[RECORD EXCERPTS]:
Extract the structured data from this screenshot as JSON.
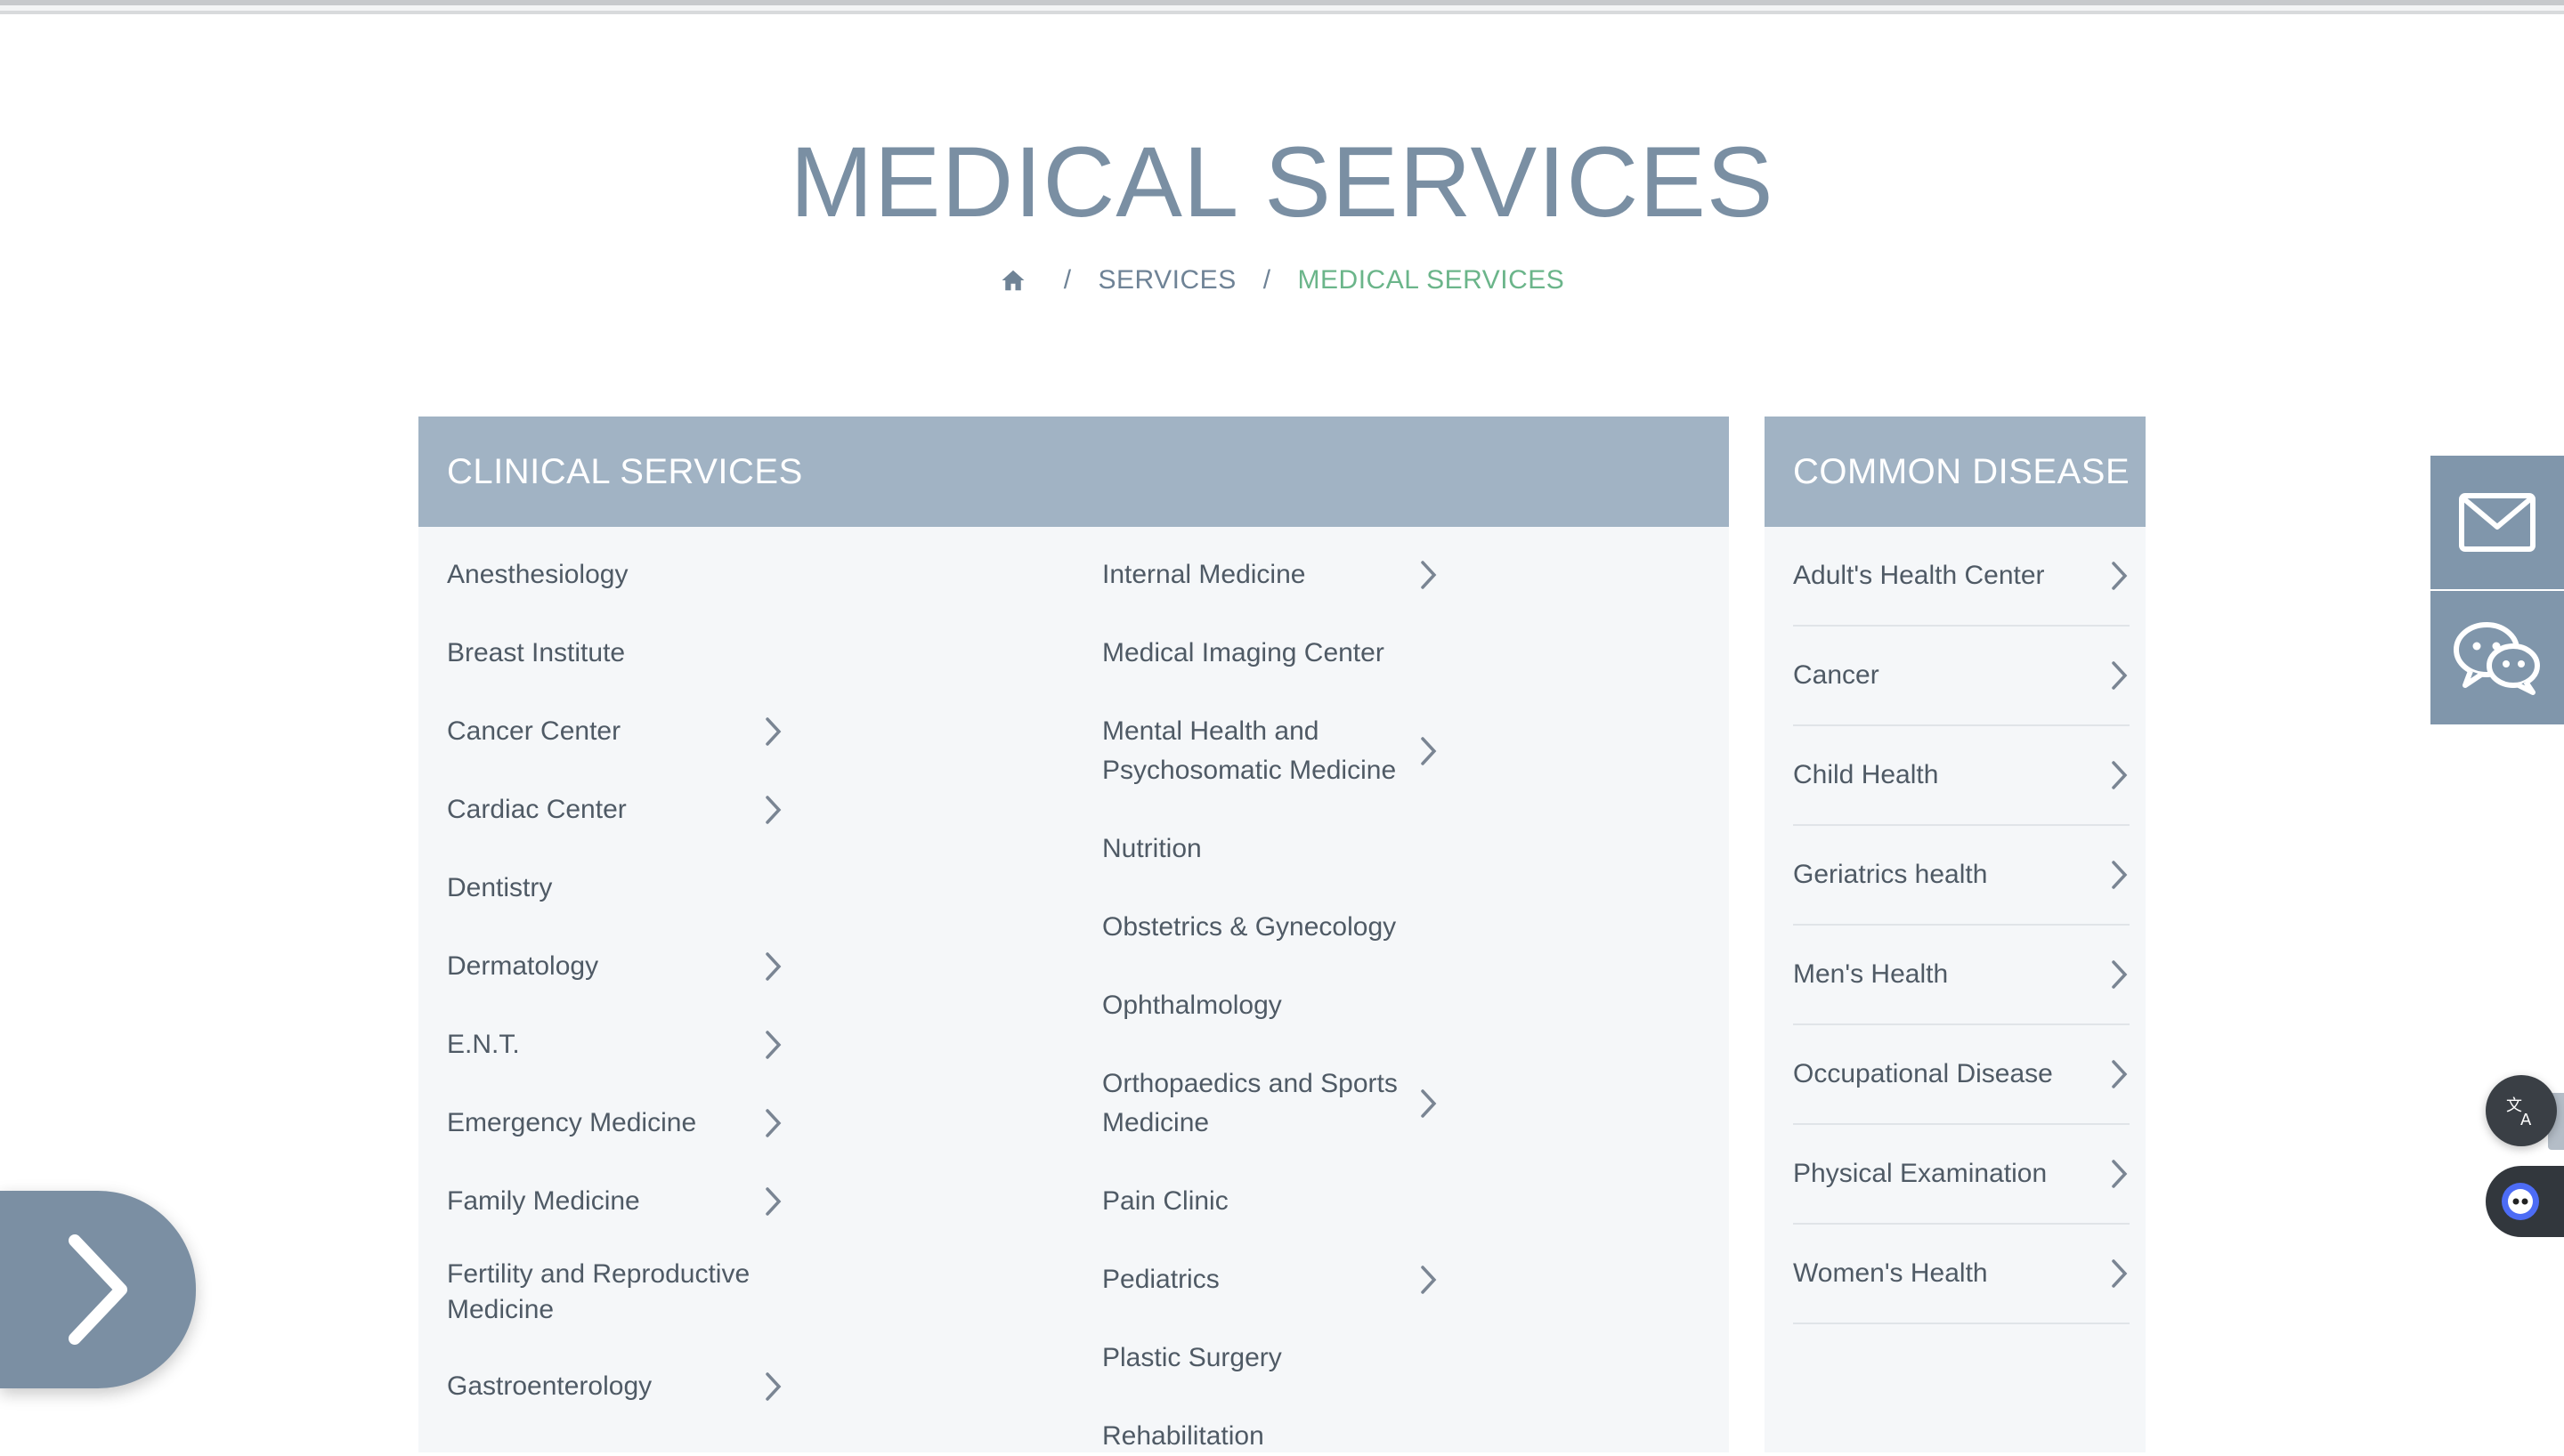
{
  "page": {
    "title": "MEDICAL SERVICES"
  },
  "breadcrumb": {
    "home_icon": "home-icon",
    "items": [
      "SERVICES",
      "MEDICAL SERVICES"
    ],
    "separator": "/"
  },
  "clinical": {
    "header": "CLINICAL SERVICES",
    "left_column": [
      {
        "label": "Anesthesiology",
        "has_arrow": false
      },
      {
        "label": "Breast Institute",
        "has_arrow": false
      },
      {
        "label": "Cancer Center",
        "has_arrow": true
      },
      {
        "label": "Cardiac Center",
        "has_arrow": true
      },
      {
        "label": "Dentistry",
        "has_arrow": false
      },
      {
        "label": "Dermatology",
        "has_arrow": true
      },
      {
        "label": "E.N.T.",
        "has_arrow": true
      },
      {
        "label": "Emergency Medicine",
        "has_arrow": true
      },
      {
        "label": "Family Medicine",
        "has_arrow": true
      },
      {
        "label": "Fertility and Reproductive Medicine",
        "has_arrow": false
      },
      {
        "label": "Gastroenterology",
        "has_arrow": true
      }
    ],
    "mid_column": [
      {
        "label": "Internal Medicine",
        "has_arrow": true
      },
      {
        "label": "Medical Imaging Center",
        "has_arrow": false
      },
      {
        "label": "Mental Health and Psychosomatic Medicine",
        "has_arrow": true
      },
      {
        "label": "Nutrition",
        "has_arrow": false
      },
      {
        "label": "Obstetrics & Gynecology",
        "has_arrow": false
      },
      {
        "label": "Ophthalmology",
        "has_arrow": false
      },
      {
        "label": "Orthopaedics and Sports Medicine",
        "has_arrow": true
      },
      {
        "label": "Pain Clinic",
        "has_arrow": false
      },
      {
        "label": "Pediatrics",
        "has_arrow": true
      },
      {
        "label": "Plastic Surgery",
        "has_arrow": false
      },
      {
        "label": "Rehabilitation",
        "has_arrow": false
      }
    ]
  },
  "common": {
    "header": "COMMON DISEASE",
    "items": [
      "Adult's Health Center",
      "Cancer",
      "Child Health",
      "Geriatrics health",
      "Men's Health",
      "Occupational Disease",
      "Physical Examination",
      "Women's Health"
    ]
  },
  "side_tools": {
    "mail_icon": "mail-icon",
    "chat_icon": "chat-icon",
    "translate_icon": "translate-icon",
    "assistant_icon": "assistant-icon",
    "next_icon": "chevron-right-icon"
  },
  "colors": {
    "title": "#7a8fa3",
    "accent_green": "#6bb58a",
    "header_bg": "#a1b3c4",
    "side_button": "#8096ab"
  }
}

[TASK DESCRIPTION]:
Make a tally of the lines in this data that include the string "Medicine", and answer with that tally alone.

[ANSWER TO THE EXERCISE]:
6